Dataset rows
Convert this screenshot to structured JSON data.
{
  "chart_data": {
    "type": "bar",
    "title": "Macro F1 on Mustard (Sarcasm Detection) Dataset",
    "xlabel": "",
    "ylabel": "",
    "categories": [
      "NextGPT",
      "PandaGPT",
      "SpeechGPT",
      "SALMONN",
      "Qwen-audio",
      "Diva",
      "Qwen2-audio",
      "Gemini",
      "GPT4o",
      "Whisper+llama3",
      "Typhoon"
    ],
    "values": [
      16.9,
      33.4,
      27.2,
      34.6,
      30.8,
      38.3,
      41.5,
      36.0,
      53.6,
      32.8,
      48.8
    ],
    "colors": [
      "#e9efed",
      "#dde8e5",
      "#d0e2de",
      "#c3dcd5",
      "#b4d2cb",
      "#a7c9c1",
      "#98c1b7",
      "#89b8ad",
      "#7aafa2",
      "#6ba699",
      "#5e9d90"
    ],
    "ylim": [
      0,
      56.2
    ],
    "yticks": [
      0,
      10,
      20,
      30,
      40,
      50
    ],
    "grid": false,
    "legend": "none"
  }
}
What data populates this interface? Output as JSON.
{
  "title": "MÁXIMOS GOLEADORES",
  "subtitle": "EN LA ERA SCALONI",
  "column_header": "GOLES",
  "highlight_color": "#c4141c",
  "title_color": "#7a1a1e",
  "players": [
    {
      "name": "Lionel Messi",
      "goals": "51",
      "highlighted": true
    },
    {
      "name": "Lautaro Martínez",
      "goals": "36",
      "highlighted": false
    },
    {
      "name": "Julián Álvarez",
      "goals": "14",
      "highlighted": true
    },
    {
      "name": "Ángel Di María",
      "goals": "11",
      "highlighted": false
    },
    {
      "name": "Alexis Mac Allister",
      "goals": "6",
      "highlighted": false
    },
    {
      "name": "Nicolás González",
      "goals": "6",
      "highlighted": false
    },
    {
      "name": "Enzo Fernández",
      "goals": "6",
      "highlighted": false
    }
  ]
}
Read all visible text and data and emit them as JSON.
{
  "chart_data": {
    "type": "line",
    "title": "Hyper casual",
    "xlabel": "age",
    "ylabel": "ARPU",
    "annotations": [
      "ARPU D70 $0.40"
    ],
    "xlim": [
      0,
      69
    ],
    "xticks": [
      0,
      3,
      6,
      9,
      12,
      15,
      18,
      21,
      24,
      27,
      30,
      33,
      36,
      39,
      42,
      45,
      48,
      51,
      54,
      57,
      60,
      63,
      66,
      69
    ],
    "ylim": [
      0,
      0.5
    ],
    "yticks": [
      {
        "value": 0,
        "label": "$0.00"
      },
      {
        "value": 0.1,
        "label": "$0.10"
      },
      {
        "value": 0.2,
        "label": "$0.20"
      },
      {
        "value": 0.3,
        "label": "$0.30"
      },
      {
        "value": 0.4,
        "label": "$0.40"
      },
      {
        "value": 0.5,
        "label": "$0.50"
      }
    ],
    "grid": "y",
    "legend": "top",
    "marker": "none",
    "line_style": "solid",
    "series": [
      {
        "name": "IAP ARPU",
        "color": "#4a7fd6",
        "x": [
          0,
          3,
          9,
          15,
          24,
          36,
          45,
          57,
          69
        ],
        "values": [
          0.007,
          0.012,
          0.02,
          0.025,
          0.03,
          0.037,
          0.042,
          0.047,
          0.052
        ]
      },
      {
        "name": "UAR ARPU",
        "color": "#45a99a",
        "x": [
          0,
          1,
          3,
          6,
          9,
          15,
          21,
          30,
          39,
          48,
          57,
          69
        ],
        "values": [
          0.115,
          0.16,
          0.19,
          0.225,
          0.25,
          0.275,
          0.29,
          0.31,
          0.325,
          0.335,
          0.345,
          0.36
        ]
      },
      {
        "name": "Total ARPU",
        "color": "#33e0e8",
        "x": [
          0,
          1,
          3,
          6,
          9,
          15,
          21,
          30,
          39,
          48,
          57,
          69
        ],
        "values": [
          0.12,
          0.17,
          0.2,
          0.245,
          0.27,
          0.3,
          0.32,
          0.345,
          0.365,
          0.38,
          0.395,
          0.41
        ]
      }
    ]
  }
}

**What you should do**: List the lines that contain the word "goals".

**In response**:
      "goals": "51",
      "goals": "36",
      "goals": "14",
      "goals": "11",
      "goals": "6",
      "goals": "6",
      "goals": "6",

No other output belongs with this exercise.